Wherever the string "reducing" appears in a line, extract that line.

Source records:
══════
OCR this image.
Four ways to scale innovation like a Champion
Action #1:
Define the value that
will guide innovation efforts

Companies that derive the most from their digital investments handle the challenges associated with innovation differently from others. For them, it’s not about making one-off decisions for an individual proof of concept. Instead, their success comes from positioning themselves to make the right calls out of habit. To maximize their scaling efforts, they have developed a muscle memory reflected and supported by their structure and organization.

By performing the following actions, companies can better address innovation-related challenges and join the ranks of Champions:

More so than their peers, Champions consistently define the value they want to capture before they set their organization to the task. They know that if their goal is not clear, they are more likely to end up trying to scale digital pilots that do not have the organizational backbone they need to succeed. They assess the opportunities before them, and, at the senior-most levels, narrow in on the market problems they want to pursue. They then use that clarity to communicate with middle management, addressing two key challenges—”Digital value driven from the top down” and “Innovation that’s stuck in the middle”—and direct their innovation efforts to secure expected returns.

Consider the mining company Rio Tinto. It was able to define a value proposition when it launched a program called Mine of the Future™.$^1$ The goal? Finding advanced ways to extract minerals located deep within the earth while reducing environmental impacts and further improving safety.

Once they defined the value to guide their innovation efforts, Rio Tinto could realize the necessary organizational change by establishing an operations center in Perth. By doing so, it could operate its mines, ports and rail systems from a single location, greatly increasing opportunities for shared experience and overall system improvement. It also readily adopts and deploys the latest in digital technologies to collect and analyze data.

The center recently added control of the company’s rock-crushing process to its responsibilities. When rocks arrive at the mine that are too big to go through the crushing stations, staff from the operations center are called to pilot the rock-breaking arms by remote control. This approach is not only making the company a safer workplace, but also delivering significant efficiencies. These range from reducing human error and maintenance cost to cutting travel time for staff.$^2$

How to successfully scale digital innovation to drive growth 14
══════
### SOLUTION FOR THIS TASK
Consider the mining company Rio Tinto. It was able to define a value proposition when it launched a program called Mine of the Future™.$^1$ The goal? Finding advanced ways to extract minerals located deep within the earth while reducing environmental impacts and further improving safety.
The center recently added control of the company’s rock-crushing process to its responsibilities. When rocks arrive at the mine that are too big to go through the crushing stations, staff from the operations center are called to pilot the rock-breaking arms by remote control. This approach is not only making the company a safer workplace, but also delivering significant efficiencies. These range from reducing human error and maintenance cost to cutting travel time for staff.$^2$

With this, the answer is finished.